Task description:
Please reproduce every line of the entries below without any changes.

Data items:
···
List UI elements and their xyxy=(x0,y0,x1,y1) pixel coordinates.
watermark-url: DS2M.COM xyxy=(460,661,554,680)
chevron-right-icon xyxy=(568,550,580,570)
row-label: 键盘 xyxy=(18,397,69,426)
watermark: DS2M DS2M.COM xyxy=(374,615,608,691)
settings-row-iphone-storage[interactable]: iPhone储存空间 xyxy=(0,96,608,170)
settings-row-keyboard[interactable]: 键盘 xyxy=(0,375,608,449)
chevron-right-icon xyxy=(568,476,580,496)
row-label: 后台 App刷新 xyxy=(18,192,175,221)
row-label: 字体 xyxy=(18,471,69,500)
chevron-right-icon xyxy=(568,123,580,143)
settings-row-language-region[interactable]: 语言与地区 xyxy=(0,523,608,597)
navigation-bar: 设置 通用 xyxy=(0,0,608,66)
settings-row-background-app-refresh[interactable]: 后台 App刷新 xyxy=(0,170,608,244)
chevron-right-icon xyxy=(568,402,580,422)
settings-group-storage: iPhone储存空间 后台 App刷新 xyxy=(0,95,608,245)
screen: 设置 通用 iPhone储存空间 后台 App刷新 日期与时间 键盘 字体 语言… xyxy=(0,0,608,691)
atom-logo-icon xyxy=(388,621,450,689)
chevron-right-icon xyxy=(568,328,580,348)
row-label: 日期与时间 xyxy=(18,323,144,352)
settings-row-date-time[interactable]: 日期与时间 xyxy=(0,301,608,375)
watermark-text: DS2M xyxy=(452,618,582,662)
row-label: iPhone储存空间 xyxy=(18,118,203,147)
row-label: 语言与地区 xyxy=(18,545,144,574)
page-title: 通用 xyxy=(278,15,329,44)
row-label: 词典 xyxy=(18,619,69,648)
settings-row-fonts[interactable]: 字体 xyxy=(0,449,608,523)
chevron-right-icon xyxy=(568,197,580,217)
···
Exercise output:
List UI elements and their xyxy=(x0,y0,x1,y1) pixel coordinates.
watermark-url: DS2M.COM xyxy=(460,661,554,680)
chevron-right-icon xyxy=(568,550,580,570)
row-label: 键盘 xyxy=(18,397,69,426)
watermark: DS2M DS2M.COM xyxy=(374,615,608,691)
settings-row-iphone-storage[interactable]: iPhone储存空间 xyxy=(0,96,608,170)
settings-row-keyboard[interactable]: 键盘 xyxy=(0,375,608,449)
chevron-right-icon xyxy=(568,476,580,496)
row-label: 后台 App刷新 xyxy=(18,192,175,221)
row-label: 字体 xyxy=(18,471,69,500)
chevron-right-icon xyxy=(568,123,580,143)
settings-row-language-region[interactable]: 语言与地区 xyxy=(0,523,608,597)
navigation-bar: 设置 通用 xyxy=(0,0,608,66)
settings-row-background-app-refresh[interactable]: 后台 App刷新 xyxy=(0,170,608,244)
chevron-right-icon xyxy=(568,402,580,422)
settings-group-storage: iPhone储存空间 后台 App刷新 xyxy=(0,95,608,245)
screen: 设置 通用 iPhone储存空间 后台 App刷新 日期与时间 键盘 字体 语言… xyxy=(0,0,608,691)
atom-logo-icon xyxy=(388,621,450,689)
chevron-right-icon xyxy=(568,328,580,348)
row-label: 日期与时间 xyxy=(18,323,144,352)
settings-row-date-time[interactable]: 日期与时间 xyxy=(0,301,608,375)
watermark-text: DS2M xyxy=(452,618,582,662)
row-label: iPhone储存空间 xyxy=(18,118,203,147)
row-label: 语言与地区 xyxy=(18,545,144,574)
page-title: 通用 xyxy=(278,15,329,44)
row-label: 词典 xyxy=(18,619,69,648)
settings-row-fonts[interactable]: 字体 xyxy=(0,449,608,523)
chevron-right-icon xyxy=(568,197,580,217)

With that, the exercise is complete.